## Start Information shown
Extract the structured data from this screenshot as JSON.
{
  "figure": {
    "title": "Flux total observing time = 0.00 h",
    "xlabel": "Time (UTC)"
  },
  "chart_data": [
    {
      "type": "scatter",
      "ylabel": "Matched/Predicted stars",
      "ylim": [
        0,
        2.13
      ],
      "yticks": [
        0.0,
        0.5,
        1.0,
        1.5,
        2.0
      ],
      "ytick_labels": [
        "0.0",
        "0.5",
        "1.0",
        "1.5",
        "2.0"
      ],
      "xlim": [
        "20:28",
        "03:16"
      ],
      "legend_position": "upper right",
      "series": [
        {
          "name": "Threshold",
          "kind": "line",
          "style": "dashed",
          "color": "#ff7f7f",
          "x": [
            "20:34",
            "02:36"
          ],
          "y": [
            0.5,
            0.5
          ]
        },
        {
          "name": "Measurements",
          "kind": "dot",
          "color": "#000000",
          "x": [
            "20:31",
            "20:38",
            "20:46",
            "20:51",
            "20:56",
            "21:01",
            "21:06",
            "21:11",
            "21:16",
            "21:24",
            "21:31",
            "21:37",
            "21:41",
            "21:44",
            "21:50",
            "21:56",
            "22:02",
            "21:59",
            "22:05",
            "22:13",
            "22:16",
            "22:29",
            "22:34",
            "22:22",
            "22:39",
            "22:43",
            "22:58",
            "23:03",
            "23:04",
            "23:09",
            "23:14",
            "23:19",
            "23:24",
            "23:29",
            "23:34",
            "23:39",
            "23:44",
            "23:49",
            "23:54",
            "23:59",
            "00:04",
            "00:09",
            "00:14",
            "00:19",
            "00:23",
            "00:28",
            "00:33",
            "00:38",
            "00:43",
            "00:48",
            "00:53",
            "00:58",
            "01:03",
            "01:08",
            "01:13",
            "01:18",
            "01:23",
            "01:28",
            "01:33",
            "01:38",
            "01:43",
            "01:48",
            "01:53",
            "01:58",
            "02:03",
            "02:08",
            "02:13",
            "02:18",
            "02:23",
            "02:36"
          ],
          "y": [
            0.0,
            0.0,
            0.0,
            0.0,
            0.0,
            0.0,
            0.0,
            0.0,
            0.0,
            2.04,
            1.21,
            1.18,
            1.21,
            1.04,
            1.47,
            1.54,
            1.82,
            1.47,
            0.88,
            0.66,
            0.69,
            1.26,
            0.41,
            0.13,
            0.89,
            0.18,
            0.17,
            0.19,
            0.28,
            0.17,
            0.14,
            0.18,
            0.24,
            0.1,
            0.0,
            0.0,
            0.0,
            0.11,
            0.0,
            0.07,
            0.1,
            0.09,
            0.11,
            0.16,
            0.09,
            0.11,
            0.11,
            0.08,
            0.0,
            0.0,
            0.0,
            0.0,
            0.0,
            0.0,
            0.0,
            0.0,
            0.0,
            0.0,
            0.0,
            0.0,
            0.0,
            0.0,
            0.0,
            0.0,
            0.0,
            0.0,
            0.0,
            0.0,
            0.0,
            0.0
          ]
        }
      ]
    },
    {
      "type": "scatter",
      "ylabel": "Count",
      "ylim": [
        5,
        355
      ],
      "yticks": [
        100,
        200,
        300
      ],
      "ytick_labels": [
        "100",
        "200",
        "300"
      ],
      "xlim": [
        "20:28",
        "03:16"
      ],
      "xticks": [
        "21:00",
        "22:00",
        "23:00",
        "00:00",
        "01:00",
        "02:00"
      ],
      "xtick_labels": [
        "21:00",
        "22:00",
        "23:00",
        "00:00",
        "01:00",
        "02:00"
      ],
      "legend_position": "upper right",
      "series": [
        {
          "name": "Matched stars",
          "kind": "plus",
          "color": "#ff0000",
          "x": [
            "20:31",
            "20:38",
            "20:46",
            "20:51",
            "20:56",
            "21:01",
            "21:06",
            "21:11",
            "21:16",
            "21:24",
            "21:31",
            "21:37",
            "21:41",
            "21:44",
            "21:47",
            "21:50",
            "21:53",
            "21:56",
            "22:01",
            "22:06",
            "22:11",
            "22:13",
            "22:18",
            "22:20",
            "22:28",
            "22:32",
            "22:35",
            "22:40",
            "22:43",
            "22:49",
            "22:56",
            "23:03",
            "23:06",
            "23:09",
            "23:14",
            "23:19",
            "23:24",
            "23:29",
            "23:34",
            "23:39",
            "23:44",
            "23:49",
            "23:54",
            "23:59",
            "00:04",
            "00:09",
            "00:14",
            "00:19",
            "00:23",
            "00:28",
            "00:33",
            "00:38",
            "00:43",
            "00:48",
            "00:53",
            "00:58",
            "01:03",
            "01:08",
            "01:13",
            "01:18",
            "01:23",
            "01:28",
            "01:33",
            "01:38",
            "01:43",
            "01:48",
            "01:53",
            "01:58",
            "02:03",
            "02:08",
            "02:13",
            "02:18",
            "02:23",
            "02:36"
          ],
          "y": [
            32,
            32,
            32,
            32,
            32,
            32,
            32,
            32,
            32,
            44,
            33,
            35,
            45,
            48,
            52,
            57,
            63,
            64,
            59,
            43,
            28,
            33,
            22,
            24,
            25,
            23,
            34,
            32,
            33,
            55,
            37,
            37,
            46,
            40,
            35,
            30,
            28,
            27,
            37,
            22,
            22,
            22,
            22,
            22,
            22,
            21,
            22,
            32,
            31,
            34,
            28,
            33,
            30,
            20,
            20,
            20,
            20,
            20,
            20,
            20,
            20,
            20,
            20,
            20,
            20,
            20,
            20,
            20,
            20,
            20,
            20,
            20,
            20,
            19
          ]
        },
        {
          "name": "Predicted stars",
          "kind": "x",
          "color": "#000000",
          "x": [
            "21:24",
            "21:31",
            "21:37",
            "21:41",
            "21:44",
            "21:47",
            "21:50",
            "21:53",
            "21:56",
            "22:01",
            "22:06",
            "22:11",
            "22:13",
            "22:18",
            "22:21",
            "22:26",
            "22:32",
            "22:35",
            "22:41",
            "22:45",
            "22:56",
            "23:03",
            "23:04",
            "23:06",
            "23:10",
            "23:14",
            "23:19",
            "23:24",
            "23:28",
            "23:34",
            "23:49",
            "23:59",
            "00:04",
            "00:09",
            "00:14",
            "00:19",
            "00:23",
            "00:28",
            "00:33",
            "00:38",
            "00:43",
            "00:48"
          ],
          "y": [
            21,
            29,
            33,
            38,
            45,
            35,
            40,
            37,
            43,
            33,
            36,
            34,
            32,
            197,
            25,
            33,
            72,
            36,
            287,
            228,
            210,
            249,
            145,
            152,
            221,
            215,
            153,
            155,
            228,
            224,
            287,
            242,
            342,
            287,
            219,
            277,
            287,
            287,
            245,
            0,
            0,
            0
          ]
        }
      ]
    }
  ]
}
## End Information shown
● Exercise:
Using the data above, return each line exactly as written.

● Answer below:
Extract the structured data from this screenshot as JSON.
{
  "figure": {
    "title": "Flux total observing time = 0.00 h",
    "xlabel": "Time (UTC)"
  },
  "chart_data": [
    {
      "type": "scatter",
      "ylabel": "Matched/Predicted stars",
      "ylim": [
        0,
        2.13
      ],
      "yticks": [
        0.0,
        0.5,
        1.0,
        1.5,
        2.0
      ],
      "ytick_labels": [
        "0.0",
        "0.5",
        "1.0",
        "1.5",
        "2.0"
      ],
      "xlim": [
        "20:28",
        "03:16"
      ],
      "legend_position": "upper right",
      "series": [
        {
          "name": "Threshold",
          "kind": "line",
          "style": "dashed",
          "color": "#ff7f7f",
          "x": [
            "20:34",
            "02:36"
          ],
          "y": [
            0.5,
            0.5
          ]
        },
        {
          "name": "Measurements",
          "kind": "dot",
          "color": "#000000",
          "x": [
            "20:31",
            "20:38",
            "20:46",
            "20:51",
            "20:56",
            "21:01",
            "21:06",
            "21:11",
            "21:16",
            "21:24",
            "21:31",
            "21:37",
            "21:41",
            "21:44",
            "21:50",
            "21:56",
            "22:02",
            "21:59",
            "22:05",
            "22:13",
            "22:16",
            "22:29",
            "22:34",
            "22:22",
            "22:39",
            "22:43",
            "22:58",
            "23:03",
            "23:04",
            "23:09",
            "23:14",
            "23:19",
            "23:24",
            "23:29",
            "23:34",
            "23:39",
            "23:44",
            "23:49",
            "23:54",
            "23:59",
            "00:04",
            "00:09",
            "00:14",
            "00:19",
            "00:23",
            "00:28",
            "00:33",
            "00:38",
            "00:43",
            "00:48",
            "00:53",
            "00:58",
            "01:03",
            "01:08",
            "01:13",
            "01:18",
            "01:23",
            "01:28",
            "01:33",
            "01:38",
            "01:43",
            "01:48",
            "01:53",
            "01:58",
            "02:03",
            "02:08",
            "02:13",
            "02:18",
            "02:23",
            "02:36"
          ],
          "y": [
            0.0,
            0.0,
            0.0,
            0.0,
            0.0,
            0.0,
            0.0,
            0.0,
            0.0,
            2.04,
            1.21,
            1.18,
            1.21,
            1.04,
            1.47,
            1.54,
            1.82,
            1.47,
            0.88,
            0.66,
            0.69,
            1.26,
            0.41,
            0.13,
            0.89,
            0.18,
            0.17,
            0.19,
            0.28,
            0.17,
            0.14,
            0.18,
            0.24,
            0.1,
            0.0,
            0.0,
            0.0,
            0.11,
            0.0,
            0.07,
            0.1,
            0.09,
            0.11,
            0.16,
            0.09,
            0.11,
            0.11,
            0.08,
            0.0,
            0.0,
            0.0,
            0.0,
            0.0,
            0.0,
            0.0,
            0.0,
            0.0,
            0.0,
            0.0,
            0.0,
            0.0,
            0.0,
            0.0,
            0.0,
            0.0,
            0.0,
            0.0,
            0.0,
            0.0,
            0.0
          ]
        }
      ]
    },
    {
      "type": "scatter",
      "ylabel": "Count",
      "ylim": [
        5,
        355
      ],
      "yticks": [
        100,
        200,
        300
      ],
      "ytick_labels": [
        "100",
        "200",
        "300"
      ],
      "xlim": [
        "20:28",
        "03:16"
      ],
      "xticks": [
        "21:00",
        "22:00",
        "23:00",
        "00:00",
        "01:00",
        "02:00"
      ],
      "xtick_labels": [
        "21:00",
        "22:00",
        "23:00",
        "00:00",
        "01:00",
        "02:00"
      ],
      "legend_position": "upper right",
      "series": [
        {
          "name": "Matched stars",
          "kind": "plus",
          "color": "#ff0000",
          "x": [
            "20:31",
            "20:38",
            "20:46",
            "20:51",
            "20:56",
            "21:01",
            "21:06",
            "21:11",
            "21:16",
            "21:24",
            "21:31",
            "21:37",
            "21:41",
            "21:44",
            "21:47",
            "21:50",
            "21:53",
            "21:56",
            "22:01",
            "22:06",
            "22:11",
            "22:13",
            "22:18",
            "22:20",
            "22:28",
            "22:32",
            "22:35",
            "22:40",
            "22:43",
            "22:49",
            "22:56",
            "23:03",
            "23:06",
            "23:09",
            "23:14",
            "23:19",
            "23:24",
            "23:29",
            "23:34",
            "23:39",
            "23:44",
            "23:49",
            "23:54",
            "23:59",
            "00:04",
            "00:09",
            "00:14",
            "00:19",
            "00:23",
            "00:28",
            "00:33",
            "00:38",
            "00:43",
            "00:48",
            "00:53",
            "00:58",
            "01:03",
            "01:08",
            "01:13",
            "01:18",
            "01:23",
            "01:28",
            "01:33",
            "01:38",
            "01:43",
            "01:48",
            "01:53",
            "01:58",
            "02:03",
            "02:08",
            "02:13",
            "02:18",
            "02:23",
            "02:36"
          ],
          "y": [
            32,
            32,
            32,
            32,
            32,
            32,
            32,
            32,
            32,
            44,
            33,
            35,
            45,
            48,
            52,
            57,
            63,
            64,
            59,
            43,
            28,
            33,
            22,
            24,
            25,
            23,
            34,
            32,
            33,
            55,
            37,
            37,
            46,
            40,
            35,
            30,
            28,
            27,
            37,
            22,
            22,
            22,
            22,
            22,
            22,
            21,
            22,
            32,
            31,
            34,
            28,
            33,
            30,
            20,
            20,
            20,
            20,
            20,
            20,
            20,
            20,
            20,
            20,
            20,
            20,
            20,
            20,
            20,
            20,
            20,
            20,
            20,
            20,
            19
          ]
        },
        {
          "name": "Predicted stars",
          "kind": "x",
          "color": "#000000",
          "x": [
            "21:24",
            "21:31",
            "21:37",
            "21:41",
            "21:44",
            "21:47",
            "21:50",
            "21:53",
            "21:56",
            "22:01",
            "22:06",
            "22:11",
            "22:13",
            "22:18",
            "22:21",
            "22:26",
            "22:32",
            "22:35",
            "22:41",
            "22:45",
            "22:56",
            "23:03",
            "23:04",
            "23:06",
            "23:10",
            "23:14",
            "23:19",
            "23:24",
            "23:28",
            "23:34",
            "23:49",
            "23:59",
            "00:04",
            "00:09",
            "00:14",
            "00:19",
            "00:23",
            "00:28",
            "00:33",
            "00:38",
            "00:43",
            "00:48"
          ],
          "y": [
            21,
            29,
            33,
            38,
            45,
            35,
            40,
            37,
            43,
            33,
            36,
            34,
            32,
            197,
            25,
            33,
            72,
            36,
            287,
            228,
            210,
            249,
            145,
            152,
            221,
            215,
            153,
            155,
            228,
            224,
            287,
            242,
            342,
            287,
            219,
            277,
            287,
            287,
            245,
            0,
            0,
            0
          ]
        }
      ]
    }
  ]
}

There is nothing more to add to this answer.